━━ MATERIAL PROVIDED ━━

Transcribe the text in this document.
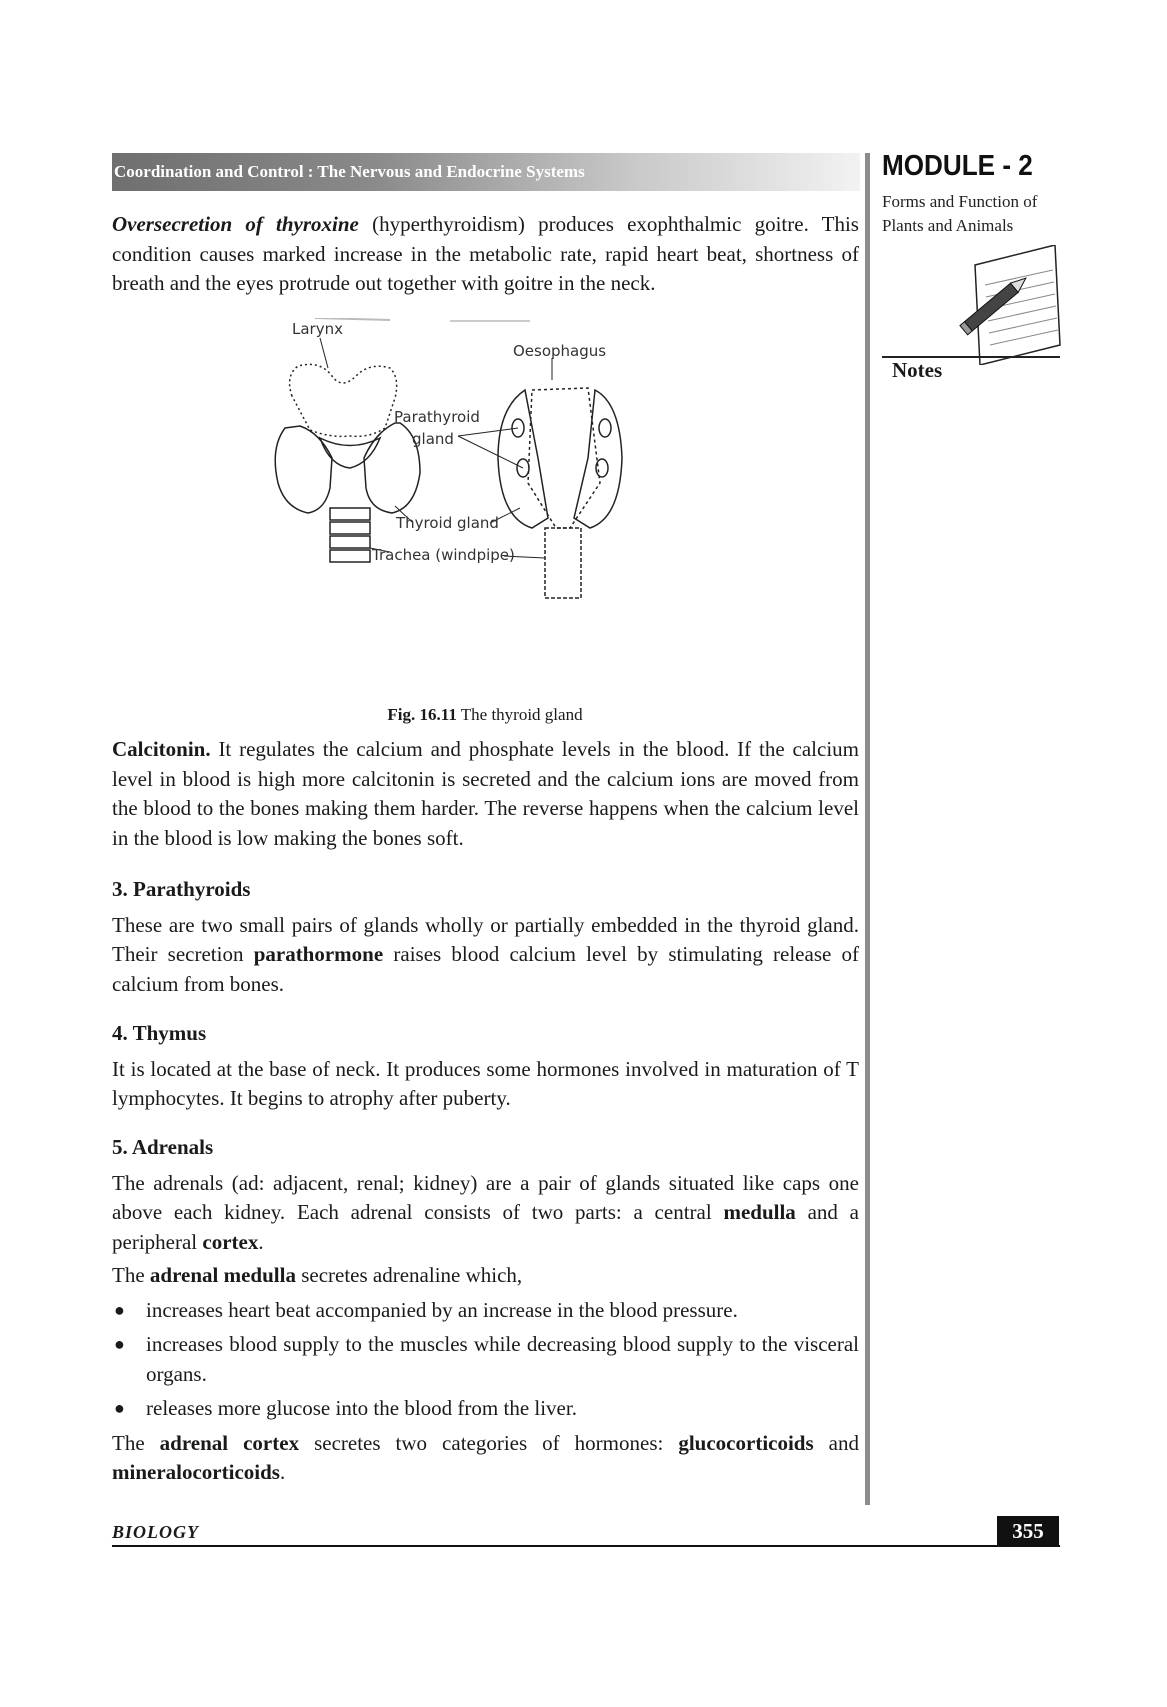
Coordination and Control : The Nervous and Endocrine Systems	MODULE - 2
Forms and Function of
Plants and Animals
Notes

Oversecretion of thyroxine (hyperthyroidism) produces exophthalmic goitre. This condition causes marked increase in the metabolic rate, rapid heart beat, shortness of breath and the eyes protrude out together with goitre in the neck.

Larynx
Oesophagus
Parathyroid
gland
Thyroid gland
Trachea (windpipe)
Fig. 16.11 The thyroid gland

Calcitonin. It regulates the calcium and phosphate levels in the blood. If the calcium level in blood is high more calcitonin is secreted and the calcium ions are moved from the blood to the bones making them harder. The reverse happens when the calcium level in the blood is low making the bones soft.

3. Parathyroids

These are two small pairs of glands wholly or partially embedded in the thyroid gland. Their secretion parathormone raises blood calcium level by stimulating release of calcium from bones.

4. Thymus

It is located at the base of neck. It produces some hormones involved in maturation of T lymphocytes. It begins to atrophy after puberty.

5. Adrenals

The adrenals (ad: adjacent, renal; kidney) are a pair of glands situated like caps one above each kidney. Each adrenal consists of two parts: a central medulla and a peripheral cortex.

The adrenal medulla secretes adrenaline which,

● increases heart beat accompanied by an increase in the blood pressure.

● increases blood supply to the muscles while decreasing blood supply to the visceral organs.

● releases more glucose into the blood from the liver.

The adrenal cortex secretes two categories of hormones: glucocorticoids and mineralocorticoids.

BIOLOGY	355
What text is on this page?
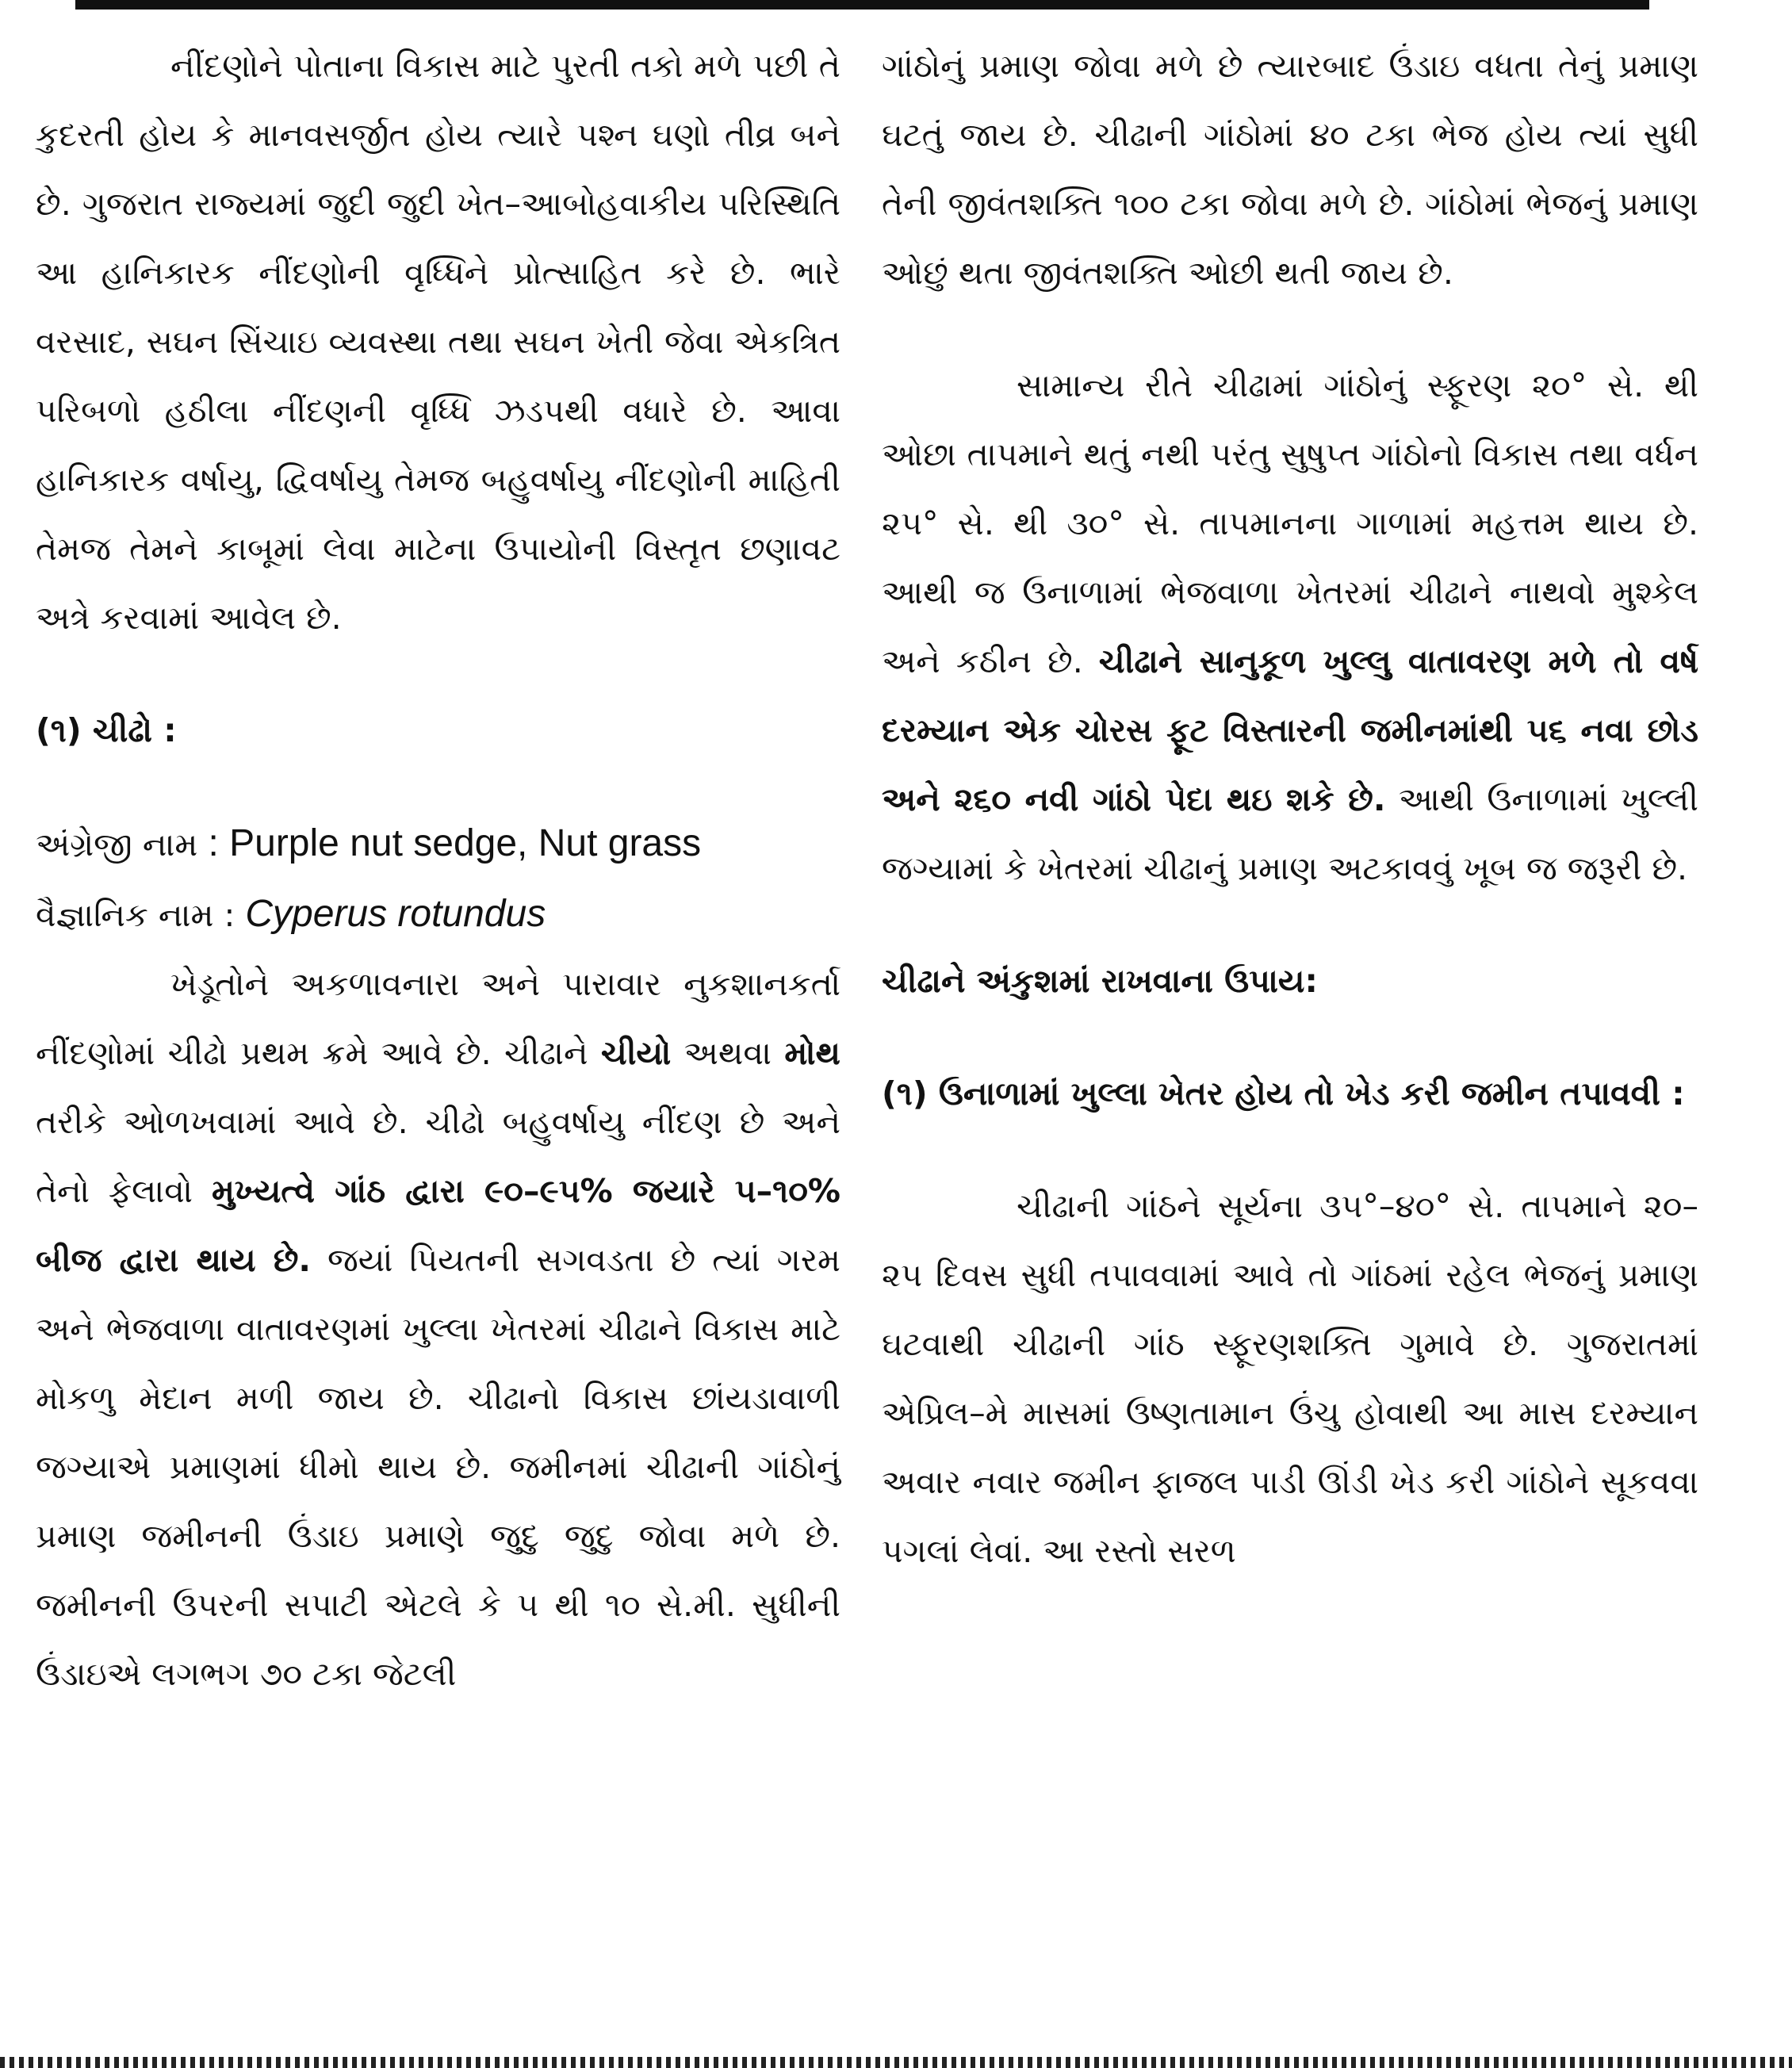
નીંદણોને પોતાના વિકાસ માટે પુરતી તકો મળે પછી તે કુદરતી હોય કે માનવસર્જીત હોય ત્યારે પશ્ન ઘણો તીવ્ર બને છે. ગુજરાત રાજ્યમાં જુદી જુદી ખેત–આબોહવાકીય પરિસ્થિતિ આ હાનિકારક નીંદણોની વૃધ્ધિને પ્રોત્સાહિત કરે છે. ભારે વરસાદ, સઘન સિંચાઇ વ્યવસ્થા તથા સઘન ખેતી જેવા એકત્રિત પરિબળો હઠીલા નીંદણની વૃધ્ધિ ઝડપથી વધારે છે. આવા હાનિકારક વર્ષાયુ, દ્વિવર્ષાયુ તેમજ બહુવર્ષાયુ નીંદણોની માહિતી તેમજ તેમને કાબૂમાં લેવા માટેના ઉપાયોની વિસ્તૃત છણાવટ અત્રે કરવામાં આવેલ છે.

(૧) ચીઢો :

અંગ્રેજી નામ : Purple nut sedge, Nut grass

વૈજ્ઞાનિક નામ : Cyperus rotundus

ખેડૂતોને અકળાવનારા અને પારાવાર નુકશાનકર્તા નીંદણોમાં ચીઢો પ્રથમ ક્રમે આવે છે. ચીઢાને ચીયો અથવા મોથ તરીકે ઓળખવામાં આવે છે. ચીઢો બહુવર્ષાયુ નીંદણ છે અને તેનો ફેલાવો મુખ્યત્વે ગાંઠ દ્વારા ૯૦–૯૫% જયારે ૫–૧૦% બીજ દ્વારા થાય છે. જયાં પિયતની સગવડતા છે ત્યાં ગરમ અને ભેજવાળા વાતાવરણમાં ખુલ્લા ખેતરમાં ચીઢાને વિકાસ માટે મોકળુ મેદાન મળી જાય છે. ચીઢાનો વિકાસ છાંયડાવાળી જગ્યાએ પ્રમાણમાં ધીમો થાય છે. જમીનમાં ચીઢાની ગાંઠોનું પ્રમાણ જમીનની ઉંડાઇ પ્રમાણે જુદુ જુદુ જોવા મળે છે. જમીનની ઉપરની સપાટી એટલે કે ૫ થી ૧૦ સે.મી. સુધીની ઉંડાઇએ લગભગ ૭૦ ટકા જેટલી

ગાંઠોનું પ્રમાણ જોવા મળે છે ત્યારબાદ ઉંડાઇ વધતા તેનું પ્રમાણ ઘટતું જાય છે. ચીઢાની ગાંઠોમાં ૪૦ ટકા ભેજ હોય ત્યાં સુધી તેની જીવંતશક્તિ ૧૦૦ ટકા જોવા મળે છે. ગાંઠોમાં ભેજનું પ્રમાણ ઓછું થતા જીવંતશક્તિ ઓછી થતી જાય છે.

સામાન્ય રીતે ચીઢામાં ગાંઠોનું સ્ફૂરણ ૨૦° સે. થી ઓછા તાપમાને થતું નથી પરંતુ સુષુપ્ત ગાંઠોનો વિકાસ તથા વર્ધન ૨૫° સે. થી ૩૦° સે. તાપમાનના ગાળામાં મહત્તમ થાય છે. આથી જ ઉનાળામાં ભેજવાળા ખેતરમાં ચીઢાને નાથવો મુશ્કેલ અને કઠીન છે. ચીઢાને સાનુકૂળ ખુલ્લુ વાતાવરણ મળે તો વર્ષ દરમ્યાન એક ચોરસ ફૂટ વિસ્તારની જમીનમાંથી ૫૬ નવા છોડ અને ૨૬૦ નવી ગાંઠો પેદા થઇ શકે છે. આથી ઉનાળામાં ખુલ્લી જગ્યામાં કે ખેતરમાં ચીઢાનું પ્રમાણ અટકાવવું ખૂબ જ જરૂરી છે.

ચીઢાને અંકુશમાં રાખવાના ઉપાય:

(૧) ઉનાળામાં ખુલ્લા ખેતર હોય તો ખેડ કરી જમીન તપાવવી :

ચીઢાની ગાંઠને સૂર્યના ૩૫°–૪૦° સે. તાપમાને ૨૦–૨૫ દિવસ સુધી તપાવવામાં આવે તો ગાંઠમાં રહેલ ભેજનું પ્રમાણ ઘટવાથી ચીઢાની ગાંઠ સ્ફૂરણશક્તિ ગુમાવે છે. ગુજરાતમાં એપ્રિલ–મે માસમાં ઉષ્ણતામાન ઉંચુ હોવાથી આ માસ દરમ્યાન અવાર નવાર જમીન ફાજલ પાડી ઊંડી ખેડ કરી ગાંઠોને સૂકવવા પગલાં લેવાં. આ રસ્તો સરળ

━━━

* _THE TASK_: Pick out lines containing the word "text", each one as written.

* _TASK SOLUTION_:
Transcribe the text in this document.
What text is on this page?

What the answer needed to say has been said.